Reproduce each of the lines word for word.

(Records excerpted from a collection)

*-*-*

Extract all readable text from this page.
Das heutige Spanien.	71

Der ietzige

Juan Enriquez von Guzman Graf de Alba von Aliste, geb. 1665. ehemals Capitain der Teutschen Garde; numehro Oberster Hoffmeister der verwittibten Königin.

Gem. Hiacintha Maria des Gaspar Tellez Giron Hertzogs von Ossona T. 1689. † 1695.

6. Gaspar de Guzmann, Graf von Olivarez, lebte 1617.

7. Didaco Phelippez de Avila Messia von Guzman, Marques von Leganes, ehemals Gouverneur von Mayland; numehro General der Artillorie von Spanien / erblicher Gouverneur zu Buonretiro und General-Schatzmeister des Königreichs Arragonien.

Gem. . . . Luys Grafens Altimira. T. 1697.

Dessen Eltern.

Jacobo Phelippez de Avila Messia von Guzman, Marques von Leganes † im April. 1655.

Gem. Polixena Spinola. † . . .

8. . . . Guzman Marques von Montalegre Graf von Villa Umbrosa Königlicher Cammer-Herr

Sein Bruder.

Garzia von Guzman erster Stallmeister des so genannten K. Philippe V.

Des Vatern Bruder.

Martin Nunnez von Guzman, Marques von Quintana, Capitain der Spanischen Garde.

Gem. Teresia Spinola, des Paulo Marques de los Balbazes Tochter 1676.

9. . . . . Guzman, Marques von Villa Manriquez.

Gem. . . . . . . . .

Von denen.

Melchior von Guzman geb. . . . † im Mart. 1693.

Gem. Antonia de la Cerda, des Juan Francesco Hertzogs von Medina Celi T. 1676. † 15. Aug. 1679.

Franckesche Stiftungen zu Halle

*-*-*

**Output for this exercise**
Extract all readable text from this page.
Das heutige Spanien.	71

Der ietzige

Juan Enriquez von Guzman Graf de Alba von Aliste, geb. 1665. ehemals Capitain der Teutschen Garde; numehro Oberster Hoffmeister der verwittibten Königin.

Gem. Hiacintha Maria des Gaspar Tellez Giron Hertzogs von Ossona T. 1689. † 1695.

6. Gaspar de Guzmann, Graf von Olivarez, lebte 1617.

7. Didaco Phelippez de Avila Messia von Guzman, Marques von Leganes, ehemals Gouverneur von Mayland; numehro General der Artillorie von Spanien / erblicher Gouverneur zu Buonretiro und General-Schatzmeister des Königreichs Arragonien.

Gem. . . . Luys Grafens Altimira. T. 1697.

Dessen Eltern.

Jacobo Phelippez de Avila Messia von Guzman, Marques von Leganes † im April. 1655.

Gem. Polixena Spinola. † . . .

8. . . . Guzman Marques von Montalegre Graf von Villa Umbrosa Königlicher Cammer-Herr

Sein Bruder.

Garzia von Guzman erster Stallmeister des so genannten K. Philippe V.

Des Vatern Bruder.

Martin Nunnez von Guzman, Marques von Quintana, Capitain der Spanischen Garde.

Gem. Teresia Spinola, des Paulo Marques de los Balbazes Tochter 1676.

9. . . . . Guzman, Marques von Villa Manriquez.

Gem. . . . . . . . .

Von denen.

Melchior von Guzman geb. . . . † im Mart. 1693.

Gem. Antonia de la Cerda, des Juan Francesco Hertzogs von Medina Celi T. 1676. † 15. Aug. 1679.

Franckesche Stiftungen zu Halle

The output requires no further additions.